--- begin ---

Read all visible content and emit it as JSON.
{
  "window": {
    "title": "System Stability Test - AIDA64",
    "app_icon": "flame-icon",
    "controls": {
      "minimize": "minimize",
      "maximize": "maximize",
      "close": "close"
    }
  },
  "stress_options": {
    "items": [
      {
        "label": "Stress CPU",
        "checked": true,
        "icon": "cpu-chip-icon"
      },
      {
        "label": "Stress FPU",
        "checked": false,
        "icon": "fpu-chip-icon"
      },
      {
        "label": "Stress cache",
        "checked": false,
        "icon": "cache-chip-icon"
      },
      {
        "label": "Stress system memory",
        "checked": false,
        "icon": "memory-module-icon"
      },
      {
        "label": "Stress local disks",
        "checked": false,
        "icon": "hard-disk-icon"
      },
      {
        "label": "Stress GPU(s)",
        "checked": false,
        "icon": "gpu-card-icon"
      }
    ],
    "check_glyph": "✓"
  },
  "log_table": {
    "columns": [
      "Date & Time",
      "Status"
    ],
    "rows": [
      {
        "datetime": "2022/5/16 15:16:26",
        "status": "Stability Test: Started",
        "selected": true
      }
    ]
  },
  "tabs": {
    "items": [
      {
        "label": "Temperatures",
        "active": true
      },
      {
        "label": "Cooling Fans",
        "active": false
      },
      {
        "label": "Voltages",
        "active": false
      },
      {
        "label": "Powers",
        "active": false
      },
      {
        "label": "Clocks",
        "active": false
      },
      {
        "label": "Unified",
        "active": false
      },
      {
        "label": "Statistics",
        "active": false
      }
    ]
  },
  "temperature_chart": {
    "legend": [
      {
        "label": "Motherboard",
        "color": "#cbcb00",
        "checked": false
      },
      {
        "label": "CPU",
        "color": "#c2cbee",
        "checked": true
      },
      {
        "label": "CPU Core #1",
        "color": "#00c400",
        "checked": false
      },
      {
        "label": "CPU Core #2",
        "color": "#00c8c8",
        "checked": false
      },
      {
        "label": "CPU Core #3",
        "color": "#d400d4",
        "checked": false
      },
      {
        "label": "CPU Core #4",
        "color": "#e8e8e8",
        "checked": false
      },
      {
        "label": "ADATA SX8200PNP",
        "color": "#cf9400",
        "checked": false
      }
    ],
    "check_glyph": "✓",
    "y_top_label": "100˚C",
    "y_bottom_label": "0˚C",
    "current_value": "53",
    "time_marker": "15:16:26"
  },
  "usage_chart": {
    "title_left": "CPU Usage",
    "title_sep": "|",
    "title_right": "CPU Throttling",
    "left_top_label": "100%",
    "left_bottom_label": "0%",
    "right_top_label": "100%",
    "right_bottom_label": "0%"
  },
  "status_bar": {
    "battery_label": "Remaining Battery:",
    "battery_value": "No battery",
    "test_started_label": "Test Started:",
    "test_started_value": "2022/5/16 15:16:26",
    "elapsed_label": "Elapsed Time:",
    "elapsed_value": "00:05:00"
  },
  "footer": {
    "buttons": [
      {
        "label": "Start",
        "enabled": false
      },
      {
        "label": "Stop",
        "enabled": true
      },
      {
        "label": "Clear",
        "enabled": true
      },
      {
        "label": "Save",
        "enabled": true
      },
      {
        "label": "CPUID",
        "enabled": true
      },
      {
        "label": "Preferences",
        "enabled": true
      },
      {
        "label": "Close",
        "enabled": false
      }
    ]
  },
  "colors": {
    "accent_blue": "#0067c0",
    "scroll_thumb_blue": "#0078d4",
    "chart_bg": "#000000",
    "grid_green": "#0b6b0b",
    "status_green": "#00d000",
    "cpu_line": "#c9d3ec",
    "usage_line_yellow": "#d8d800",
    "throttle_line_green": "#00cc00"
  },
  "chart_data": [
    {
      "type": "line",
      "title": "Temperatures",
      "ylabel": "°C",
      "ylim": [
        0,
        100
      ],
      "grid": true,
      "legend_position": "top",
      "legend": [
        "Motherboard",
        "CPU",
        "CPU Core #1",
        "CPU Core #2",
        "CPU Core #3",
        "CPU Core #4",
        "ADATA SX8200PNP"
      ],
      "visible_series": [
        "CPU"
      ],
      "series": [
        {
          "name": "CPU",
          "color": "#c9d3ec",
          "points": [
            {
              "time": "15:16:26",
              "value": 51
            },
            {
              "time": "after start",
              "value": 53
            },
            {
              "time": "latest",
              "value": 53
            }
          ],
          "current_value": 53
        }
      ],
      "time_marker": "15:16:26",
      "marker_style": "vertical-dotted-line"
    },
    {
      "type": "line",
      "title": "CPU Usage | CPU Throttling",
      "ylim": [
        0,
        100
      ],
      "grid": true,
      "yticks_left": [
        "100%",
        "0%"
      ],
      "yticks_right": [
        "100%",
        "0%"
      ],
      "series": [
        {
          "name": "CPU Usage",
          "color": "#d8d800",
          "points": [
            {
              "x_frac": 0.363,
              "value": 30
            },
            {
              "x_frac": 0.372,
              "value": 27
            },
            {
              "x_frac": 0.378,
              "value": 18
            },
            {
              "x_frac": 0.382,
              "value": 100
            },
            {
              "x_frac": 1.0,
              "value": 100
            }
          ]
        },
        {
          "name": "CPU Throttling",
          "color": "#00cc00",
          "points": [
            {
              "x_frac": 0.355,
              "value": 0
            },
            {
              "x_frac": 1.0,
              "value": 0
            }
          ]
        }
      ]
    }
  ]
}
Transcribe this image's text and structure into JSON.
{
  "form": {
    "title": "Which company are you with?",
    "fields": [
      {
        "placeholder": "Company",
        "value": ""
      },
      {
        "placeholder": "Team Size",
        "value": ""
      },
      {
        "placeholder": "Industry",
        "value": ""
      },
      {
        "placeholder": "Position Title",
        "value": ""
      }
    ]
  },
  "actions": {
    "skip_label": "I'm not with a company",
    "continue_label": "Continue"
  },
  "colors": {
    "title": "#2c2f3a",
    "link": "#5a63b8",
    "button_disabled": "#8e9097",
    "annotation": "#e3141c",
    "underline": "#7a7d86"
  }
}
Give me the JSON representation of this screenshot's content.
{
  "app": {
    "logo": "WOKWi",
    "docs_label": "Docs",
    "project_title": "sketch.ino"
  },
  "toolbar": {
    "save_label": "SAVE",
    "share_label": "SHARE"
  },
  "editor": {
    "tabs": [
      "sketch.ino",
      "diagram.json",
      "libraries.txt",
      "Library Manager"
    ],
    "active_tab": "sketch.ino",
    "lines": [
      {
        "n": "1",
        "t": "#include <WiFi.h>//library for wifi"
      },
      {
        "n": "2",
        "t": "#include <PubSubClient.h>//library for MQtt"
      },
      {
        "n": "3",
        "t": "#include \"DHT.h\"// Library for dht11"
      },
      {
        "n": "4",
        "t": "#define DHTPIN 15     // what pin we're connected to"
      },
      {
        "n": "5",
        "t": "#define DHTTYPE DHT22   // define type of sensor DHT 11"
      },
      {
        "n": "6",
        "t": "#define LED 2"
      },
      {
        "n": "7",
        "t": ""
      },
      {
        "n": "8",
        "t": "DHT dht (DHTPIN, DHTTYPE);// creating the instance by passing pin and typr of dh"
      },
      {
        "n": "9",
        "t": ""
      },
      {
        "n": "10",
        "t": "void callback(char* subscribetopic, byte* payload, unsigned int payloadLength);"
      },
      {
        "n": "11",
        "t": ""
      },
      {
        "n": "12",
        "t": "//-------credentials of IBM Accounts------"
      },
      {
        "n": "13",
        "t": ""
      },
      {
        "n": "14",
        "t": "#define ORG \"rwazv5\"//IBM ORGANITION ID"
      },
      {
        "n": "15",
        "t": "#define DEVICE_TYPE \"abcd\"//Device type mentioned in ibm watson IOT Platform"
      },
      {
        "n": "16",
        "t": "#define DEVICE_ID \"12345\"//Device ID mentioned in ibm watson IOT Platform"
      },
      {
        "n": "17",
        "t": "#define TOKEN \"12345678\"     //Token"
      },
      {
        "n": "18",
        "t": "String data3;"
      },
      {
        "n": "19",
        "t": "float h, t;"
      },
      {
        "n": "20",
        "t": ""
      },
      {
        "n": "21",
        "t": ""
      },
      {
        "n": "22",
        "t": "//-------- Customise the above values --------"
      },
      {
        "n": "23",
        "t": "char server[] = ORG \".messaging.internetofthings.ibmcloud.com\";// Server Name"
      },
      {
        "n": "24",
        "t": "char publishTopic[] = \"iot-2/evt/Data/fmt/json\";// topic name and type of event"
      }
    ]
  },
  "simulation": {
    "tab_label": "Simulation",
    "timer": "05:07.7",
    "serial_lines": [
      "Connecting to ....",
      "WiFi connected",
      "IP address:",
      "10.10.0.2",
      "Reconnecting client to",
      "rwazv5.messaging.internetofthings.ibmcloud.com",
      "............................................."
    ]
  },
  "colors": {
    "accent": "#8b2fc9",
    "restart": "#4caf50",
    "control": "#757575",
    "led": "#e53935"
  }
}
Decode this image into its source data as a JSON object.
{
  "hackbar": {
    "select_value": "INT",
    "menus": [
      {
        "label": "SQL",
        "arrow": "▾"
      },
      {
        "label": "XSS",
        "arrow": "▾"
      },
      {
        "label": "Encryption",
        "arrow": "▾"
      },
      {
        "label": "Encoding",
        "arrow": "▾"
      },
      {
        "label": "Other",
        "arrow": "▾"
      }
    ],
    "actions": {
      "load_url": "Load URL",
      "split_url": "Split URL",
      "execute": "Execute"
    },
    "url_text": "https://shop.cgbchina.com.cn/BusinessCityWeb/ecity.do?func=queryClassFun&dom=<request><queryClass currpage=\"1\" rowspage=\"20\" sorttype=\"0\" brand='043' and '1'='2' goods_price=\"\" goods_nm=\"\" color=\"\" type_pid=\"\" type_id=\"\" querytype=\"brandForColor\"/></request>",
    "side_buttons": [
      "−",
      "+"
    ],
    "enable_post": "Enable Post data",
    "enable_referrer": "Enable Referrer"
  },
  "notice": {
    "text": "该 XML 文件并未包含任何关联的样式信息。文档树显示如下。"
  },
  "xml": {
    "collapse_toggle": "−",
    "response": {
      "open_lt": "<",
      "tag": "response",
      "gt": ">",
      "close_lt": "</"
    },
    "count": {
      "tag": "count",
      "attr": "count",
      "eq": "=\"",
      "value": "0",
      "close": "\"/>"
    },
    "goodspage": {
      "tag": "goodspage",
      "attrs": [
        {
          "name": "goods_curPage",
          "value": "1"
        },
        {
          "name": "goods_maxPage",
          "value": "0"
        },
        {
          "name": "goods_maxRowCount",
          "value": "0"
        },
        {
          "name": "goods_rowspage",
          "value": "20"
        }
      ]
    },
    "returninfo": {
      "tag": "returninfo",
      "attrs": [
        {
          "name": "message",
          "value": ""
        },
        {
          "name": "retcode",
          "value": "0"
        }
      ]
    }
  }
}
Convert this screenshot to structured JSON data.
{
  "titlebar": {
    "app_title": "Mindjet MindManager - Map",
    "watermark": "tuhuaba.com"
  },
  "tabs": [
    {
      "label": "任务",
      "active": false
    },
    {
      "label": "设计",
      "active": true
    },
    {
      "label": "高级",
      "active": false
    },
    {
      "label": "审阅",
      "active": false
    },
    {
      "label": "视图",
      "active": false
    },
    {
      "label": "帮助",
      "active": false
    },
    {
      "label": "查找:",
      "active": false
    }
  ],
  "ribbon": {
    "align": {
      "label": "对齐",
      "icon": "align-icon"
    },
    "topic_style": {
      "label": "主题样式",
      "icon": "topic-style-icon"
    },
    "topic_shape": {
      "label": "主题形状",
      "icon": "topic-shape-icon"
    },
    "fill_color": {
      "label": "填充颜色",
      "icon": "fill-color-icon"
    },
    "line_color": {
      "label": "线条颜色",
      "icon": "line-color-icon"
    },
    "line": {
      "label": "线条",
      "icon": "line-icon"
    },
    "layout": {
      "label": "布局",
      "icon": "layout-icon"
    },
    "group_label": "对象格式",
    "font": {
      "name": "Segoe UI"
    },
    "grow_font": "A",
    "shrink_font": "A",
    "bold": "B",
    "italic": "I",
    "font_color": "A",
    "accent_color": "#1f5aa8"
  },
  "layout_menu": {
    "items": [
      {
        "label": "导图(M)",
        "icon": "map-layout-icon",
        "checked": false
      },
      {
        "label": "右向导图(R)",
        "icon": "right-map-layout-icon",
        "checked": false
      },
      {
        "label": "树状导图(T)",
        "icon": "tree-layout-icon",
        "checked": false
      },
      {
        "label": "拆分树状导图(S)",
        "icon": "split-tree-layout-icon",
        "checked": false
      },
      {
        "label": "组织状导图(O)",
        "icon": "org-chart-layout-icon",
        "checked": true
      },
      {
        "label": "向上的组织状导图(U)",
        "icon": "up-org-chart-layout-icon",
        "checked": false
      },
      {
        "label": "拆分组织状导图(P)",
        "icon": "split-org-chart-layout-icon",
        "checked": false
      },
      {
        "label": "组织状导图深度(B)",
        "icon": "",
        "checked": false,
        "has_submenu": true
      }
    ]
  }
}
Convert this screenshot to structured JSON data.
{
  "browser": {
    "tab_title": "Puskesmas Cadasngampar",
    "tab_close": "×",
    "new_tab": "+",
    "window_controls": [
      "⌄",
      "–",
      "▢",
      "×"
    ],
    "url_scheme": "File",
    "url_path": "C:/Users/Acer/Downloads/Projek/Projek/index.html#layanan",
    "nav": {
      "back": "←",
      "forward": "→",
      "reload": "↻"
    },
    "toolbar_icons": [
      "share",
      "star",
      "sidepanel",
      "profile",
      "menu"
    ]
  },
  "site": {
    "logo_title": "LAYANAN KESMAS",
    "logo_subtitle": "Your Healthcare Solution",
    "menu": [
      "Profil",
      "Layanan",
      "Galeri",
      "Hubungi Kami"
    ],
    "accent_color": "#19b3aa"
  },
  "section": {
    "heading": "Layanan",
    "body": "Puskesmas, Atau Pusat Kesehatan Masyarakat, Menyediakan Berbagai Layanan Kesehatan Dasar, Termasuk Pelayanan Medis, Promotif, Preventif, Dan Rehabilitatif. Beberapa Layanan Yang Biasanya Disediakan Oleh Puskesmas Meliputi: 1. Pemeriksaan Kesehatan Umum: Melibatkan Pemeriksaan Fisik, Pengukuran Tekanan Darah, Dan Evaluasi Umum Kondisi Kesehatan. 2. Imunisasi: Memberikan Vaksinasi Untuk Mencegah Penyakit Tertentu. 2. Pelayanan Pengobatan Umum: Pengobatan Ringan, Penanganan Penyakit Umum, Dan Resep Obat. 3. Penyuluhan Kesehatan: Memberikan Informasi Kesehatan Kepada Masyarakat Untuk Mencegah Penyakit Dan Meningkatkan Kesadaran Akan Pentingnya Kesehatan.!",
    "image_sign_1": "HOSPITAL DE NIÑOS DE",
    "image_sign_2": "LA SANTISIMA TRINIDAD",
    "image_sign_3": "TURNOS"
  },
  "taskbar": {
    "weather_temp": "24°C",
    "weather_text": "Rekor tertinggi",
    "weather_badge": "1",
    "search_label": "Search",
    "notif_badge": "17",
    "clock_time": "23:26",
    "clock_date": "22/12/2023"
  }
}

--- end ---

WRITTEN TASK:
In the listing, find all lines with the string "sketch" and copy them.

TASK ANSWER:
    "project_title": "sketch.ino"
      "sketch.ino",
    "active_tab": "sketch.ino",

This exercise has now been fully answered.